RAW RECORDS:
○ ○ ○ ○ ○ ○ ○

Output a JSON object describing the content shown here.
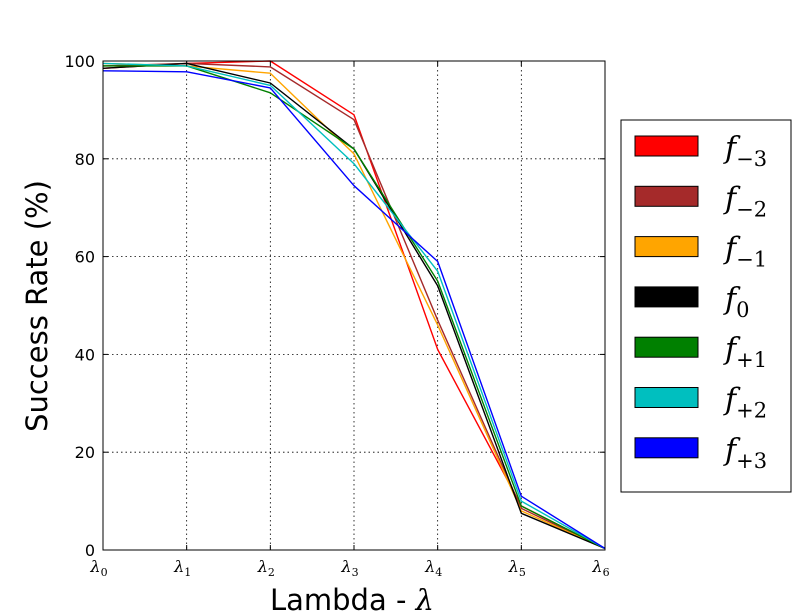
{
  "chart_data": {
    "type": "line",
    "title": "",
    "xlabel": "Lambda - λ",
    "ylabel": "Success Rate (%)",
    "ylim": [
      0,
      100
    ],
    "yticks": [
      "0",
      "20",
      "40",
      "60",
      "80",
      "100"
    ],
    "grid": true,
    "legend_position": "right",
    "categories": [
      {
        "symbol": "λ",
        "sub": "0"
      },
      {
        "symbol": "λ",
        "sub": "1"
      },
      {
        "symbol": "λ",
        "sub": "2"
      },
      {
        "symbol": "λ",
        "sub": "3"
      },
      {
        "symbol": "λ",
        "sub": "4"
      },
      {
        "symbol": "λ",
        "sub": "5"
      },
      {
        "symbol": "λ",
        "sub": "6"
      }
    ],
    "series": [
      {
        "symbol": "f",
        "sub": "−3",
        "color": "#ff0000",
        "values": [
          98.5,
          99.5,
          100,
          89,
          41,
          9,
          0.3
        ]
      },
      {
        "symbol": "f",
        "sub": "−2",
        "color": "#a52a2a",
        "values": [
          99,
          99.5,
          98.8,
          88,
          47,
          8.5,
          0.3
        ]
      },
      {
        "symbol": "f",
        "sub": "−1",
        "color": "#ffa500",
        "values": [
          99.5,
          99,
          97.5,
          81,
          46,
          8,
          0.3
        ]
      },
      {
        "symbol": "f",
        "sub": "0",
        "color": "#000000",
        "values": [
          98.5,
          99.5,
          95.5,
          82,
          54,
          7.5,
          0.3
        ]
      },
      {
        "symbol": "f",
        "sub": "+1",
        "color": "#008000",
        "values": [
          99,
          99,
          93.5,
          82,
          55,
          9,
          0.3
        ]
      },
      {
        "symbol": "f",
        "sub": "+2",
        "color": "#00bfbf",
        "values": [
          99.5,
          99,
          95,
          79,
          57,
          10,
          0.3
        ]
      },
      {
        "symbol": "f",
        "sub": "+3",
        "color": "#0000ff",
        "values": [
          98,
          97.8,
          94.5,
          74.5,
          59,
          11,
          0.3
        ]
      }
    ]
  }
}
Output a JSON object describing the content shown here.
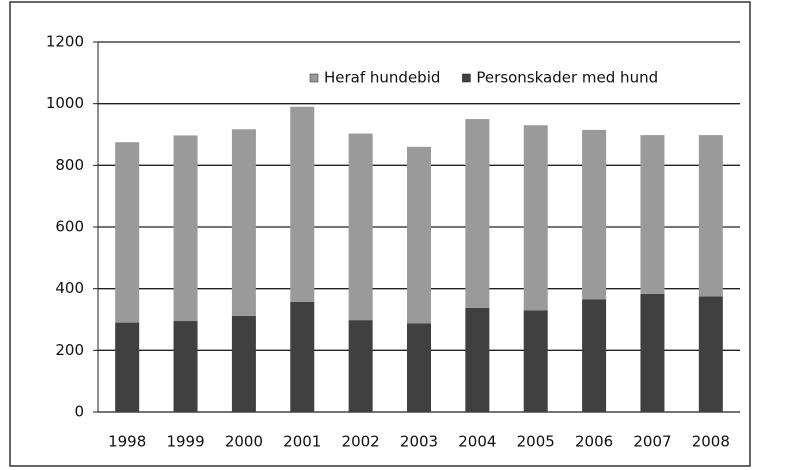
{
  "chart_data": {
    "type": "stacked_bar",
    "categories": [
      "1998",
      "1999",
      "2000",
      "2001",
      "2002",
      "2003",
      "2004",
      "2005",
      "2006",
      "2007",
      "2008"
    ],
    "series": [
      {
        "name": "Personskader med hund",
        "color": "#404040",
        "values": [
          290,
          295,
          312,
          357,
          298,
          287,
          338,
          330,
          365,
          383,
          375
        ]
      },
      {
        "name": "Heraf hundebid",
        "color": "#9a9a9a",
        "values": [
          585,
          602,
          605,
          633,
          605,
          573,
          612,
          600,
          550,
          515,
          523
        ]
      }
    ],
    "legend_order": [
      1,
      0
    ],
    "legend": "top-right",
    "ylim": [
      0,
      1200
    ],
    "yticks": [
      0,
      200,
      400,
      600,
      800,
      1000,
      1200
    ],
    "grid": true
  }
}
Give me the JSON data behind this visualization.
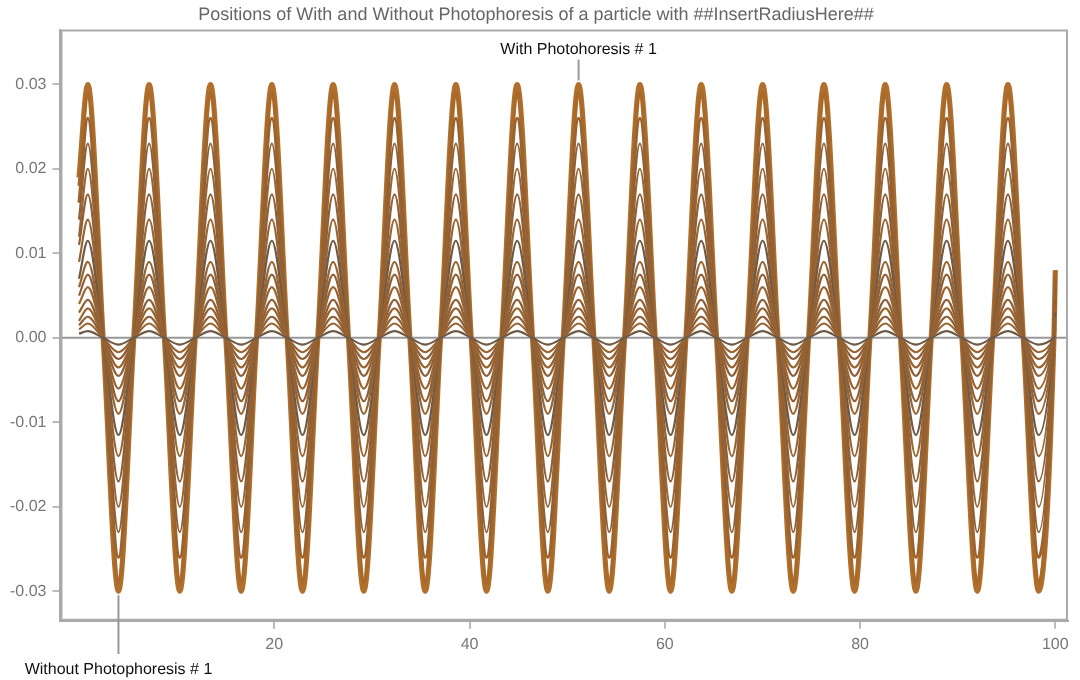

○ ○ ○ ○ ○ ○ ○

GIVEN TASK:
Using the material above, set down every line exactly, but skip the pictures.

EXERCISE RESULT:
Output a JSON object describing the content shown here.
{
  "chart_data": {
    "type": "line",
    "title": "",
    "xlabel": "Lambda - λ",
    "ylabel": "Success Rate (%)",
    "ylim": [
      0,
      100
    ],
    "yticks": [
      "0",
      "20",
      "40",
      "60",
      "80",
      "100"
    ],
    "grid": true,
    "legend_position": "right",
    "categories": [
      {
        "symbol": "λ",
        "sub": "0"
      },
      {
        "symbol": "λ",
        "sub": "1"
      },
      {
        "symbol": "λ",
        "sub": "2"
      },
      {
        "symbol": "λ",
        "sub": "3"
      },
      {
        "symbol": "λ",
        "sub": "4"
      },
      {
        "symbol": "λ",
        "sub": "5"
      },
      {
        "symbol": "λ",
        "sub": "6"
      }
    ],
    "series": [
      {
        "symbol": "f",
        "sub": "−3",
        "color": "#ff0000",
        "values": [
          98.5,
          99.5,
          100,
          89,
          41,
          9,
          0.3
        ]
      },
      {
        "symbol": "f",
        "sub": "−2",
        "color": "#a52a2a",
        "values": [
          99,
          99.5,
          98.8,
          88,
          47,
          8.5,
          0.3
        ]
      },
      {
        "symbol": "f",
        "sub": "−1",
        "color": "#ffa500",
        "values": [
          99.5,
          99,
          97.5,
          81,
          46,
          8,
          0.3
        ]
      },
      {
        "symbol": "f",
        "sub": "0",
        "color": "#000000",
        "values": [
          98.5,
          99.5,
          95.5,
          82,
          54,
          7.5,
          0.3
        ]
      },
      {
        "symbol": "f",
        "sub": "+1",
        "color": "#008000",
        "values": [
          99,
          99,
          93.5,
          82,
          55,
          9,
          0.3
        ]
      },
      {
        "symbol": "f",
        "sub": "+2",
        "color": "#00bfbf",
        "values": [
          99.5,
          99,
          95,
          79,
          57,
          10,
          0.3
        ]
      },
      {
        "symbol": "f",
        "sub": "+3",
        "color": "#0000ff",
        "values": [
          98,
          97.8,
          94.5,
          74.5,
          59,
          11,
          0.3
        ]
      }
    ]
  }
}
Output a JSON object describing the content shown here.
{
  "chart_data": {
    "type": "stacked_bar",
    "categories": [
      "1998",
      "1999",
      "2000",
      "2001",
      "2002",
      "2003",
      "2004",
      "2005",
      "2006",
      "2007",
      "2008"
    ],
    "series": [
      {
        "name": "Personskader med hund",
        "color": "#404040",
        "values": [
          290,
          295,
          312,
          357,
          298,
          287,
          338,
          330,
          365,
          383,
          375
        ]
      },
      {
        "name": "Heraf hundebid",
        "color": "#9a9a9a",
        "values": [
          585,
          602,
          605,
          633,
          605,
          573,
          612,
          600,
          550,
          515,
          523
        ]
      }
    ],
    "legend_order": [
      1,
      0
    ],
    "legend": "top-right",
    "ylim": [
      0,
      1200
    ],
    "yticks": [
      0,
      200,
      400,
      600,
      800,
      1000,
      1200
    ],
    "grid": true
  }
}
Give me the JSON data behind this visualization.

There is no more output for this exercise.